Figure dataset records:
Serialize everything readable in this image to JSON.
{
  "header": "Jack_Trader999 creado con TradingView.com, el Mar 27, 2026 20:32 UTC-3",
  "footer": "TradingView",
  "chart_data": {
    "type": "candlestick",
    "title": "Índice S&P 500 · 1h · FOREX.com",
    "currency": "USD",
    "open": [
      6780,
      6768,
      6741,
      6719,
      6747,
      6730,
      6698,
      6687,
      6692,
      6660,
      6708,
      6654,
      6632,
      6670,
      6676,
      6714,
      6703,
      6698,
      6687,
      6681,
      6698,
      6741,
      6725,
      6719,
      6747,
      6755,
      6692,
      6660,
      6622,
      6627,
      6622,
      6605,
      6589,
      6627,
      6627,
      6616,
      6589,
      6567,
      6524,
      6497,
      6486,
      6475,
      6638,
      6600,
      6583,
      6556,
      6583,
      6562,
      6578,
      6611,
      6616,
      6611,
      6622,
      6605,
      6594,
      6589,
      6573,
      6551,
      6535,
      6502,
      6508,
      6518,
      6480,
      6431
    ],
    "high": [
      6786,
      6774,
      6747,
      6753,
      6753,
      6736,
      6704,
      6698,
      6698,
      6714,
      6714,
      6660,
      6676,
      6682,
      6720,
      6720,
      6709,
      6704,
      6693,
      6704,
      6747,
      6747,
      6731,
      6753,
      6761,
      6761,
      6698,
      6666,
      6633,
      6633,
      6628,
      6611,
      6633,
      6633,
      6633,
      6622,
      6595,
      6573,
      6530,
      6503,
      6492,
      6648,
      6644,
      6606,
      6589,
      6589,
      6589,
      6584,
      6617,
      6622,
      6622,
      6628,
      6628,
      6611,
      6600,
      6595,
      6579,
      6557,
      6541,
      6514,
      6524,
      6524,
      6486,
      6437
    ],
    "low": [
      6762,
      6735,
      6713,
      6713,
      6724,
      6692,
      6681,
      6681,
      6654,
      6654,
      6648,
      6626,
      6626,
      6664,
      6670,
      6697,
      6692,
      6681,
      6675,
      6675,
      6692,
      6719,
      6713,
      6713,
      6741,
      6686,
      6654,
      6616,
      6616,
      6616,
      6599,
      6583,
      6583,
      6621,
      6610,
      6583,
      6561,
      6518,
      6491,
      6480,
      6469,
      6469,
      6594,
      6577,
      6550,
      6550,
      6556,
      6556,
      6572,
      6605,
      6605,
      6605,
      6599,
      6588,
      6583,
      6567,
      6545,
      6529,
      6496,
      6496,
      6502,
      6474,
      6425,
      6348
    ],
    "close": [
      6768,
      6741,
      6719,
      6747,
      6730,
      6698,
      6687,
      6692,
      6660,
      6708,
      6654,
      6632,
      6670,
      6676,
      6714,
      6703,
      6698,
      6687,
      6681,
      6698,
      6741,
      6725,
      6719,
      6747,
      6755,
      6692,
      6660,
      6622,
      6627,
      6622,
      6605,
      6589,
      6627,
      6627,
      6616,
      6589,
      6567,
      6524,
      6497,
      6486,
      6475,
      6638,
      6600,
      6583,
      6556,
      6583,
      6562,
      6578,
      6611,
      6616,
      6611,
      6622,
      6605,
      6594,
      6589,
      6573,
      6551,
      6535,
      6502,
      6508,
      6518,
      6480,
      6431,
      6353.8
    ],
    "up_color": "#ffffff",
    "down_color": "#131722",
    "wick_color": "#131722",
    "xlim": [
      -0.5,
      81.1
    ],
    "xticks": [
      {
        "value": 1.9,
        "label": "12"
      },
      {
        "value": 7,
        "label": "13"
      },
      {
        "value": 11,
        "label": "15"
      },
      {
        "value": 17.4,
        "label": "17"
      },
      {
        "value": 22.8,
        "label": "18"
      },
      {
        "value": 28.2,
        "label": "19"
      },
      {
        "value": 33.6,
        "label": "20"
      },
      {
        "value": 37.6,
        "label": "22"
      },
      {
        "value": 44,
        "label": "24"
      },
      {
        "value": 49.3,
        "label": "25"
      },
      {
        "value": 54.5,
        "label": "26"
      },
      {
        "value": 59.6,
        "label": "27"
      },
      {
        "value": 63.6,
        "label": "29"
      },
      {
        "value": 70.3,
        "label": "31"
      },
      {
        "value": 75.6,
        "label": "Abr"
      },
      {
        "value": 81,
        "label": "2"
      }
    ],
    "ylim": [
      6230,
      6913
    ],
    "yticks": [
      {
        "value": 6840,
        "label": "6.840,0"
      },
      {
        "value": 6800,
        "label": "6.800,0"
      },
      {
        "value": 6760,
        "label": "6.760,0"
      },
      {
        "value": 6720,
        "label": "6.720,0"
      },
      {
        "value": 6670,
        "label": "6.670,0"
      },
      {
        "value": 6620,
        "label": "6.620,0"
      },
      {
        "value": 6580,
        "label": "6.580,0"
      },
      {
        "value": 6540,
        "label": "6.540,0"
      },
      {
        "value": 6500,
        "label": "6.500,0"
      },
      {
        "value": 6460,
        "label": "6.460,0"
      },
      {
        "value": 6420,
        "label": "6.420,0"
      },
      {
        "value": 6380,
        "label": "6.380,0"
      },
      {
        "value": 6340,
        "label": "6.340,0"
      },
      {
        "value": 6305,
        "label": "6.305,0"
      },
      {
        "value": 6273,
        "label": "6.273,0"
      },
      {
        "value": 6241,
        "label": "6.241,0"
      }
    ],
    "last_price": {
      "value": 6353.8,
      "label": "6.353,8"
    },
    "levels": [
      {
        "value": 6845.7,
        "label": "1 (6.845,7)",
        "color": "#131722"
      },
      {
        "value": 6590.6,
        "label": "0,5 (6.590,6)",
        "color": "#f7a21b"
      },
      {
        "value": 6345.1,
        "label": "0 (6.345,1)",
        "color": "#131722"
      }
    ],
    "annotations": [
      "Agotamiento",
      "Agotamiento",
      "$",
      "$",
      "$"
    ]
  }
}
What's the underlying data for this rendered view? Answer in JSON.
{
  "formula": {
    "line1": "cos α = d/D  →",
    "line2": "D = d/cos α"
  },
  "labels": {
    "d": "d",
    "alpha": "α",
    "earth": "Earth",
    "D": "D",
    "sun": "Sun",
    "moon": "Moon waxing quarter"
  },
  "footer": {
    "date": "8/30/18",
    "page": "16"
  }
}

=== PROBLEM STATEMENT ===
Reproduce each line holding the word "this".

=== FINAL RESULT ===
Serialize everything readable in this image to JSON.
What's the underlying data for this rendered view? Answer in JSON.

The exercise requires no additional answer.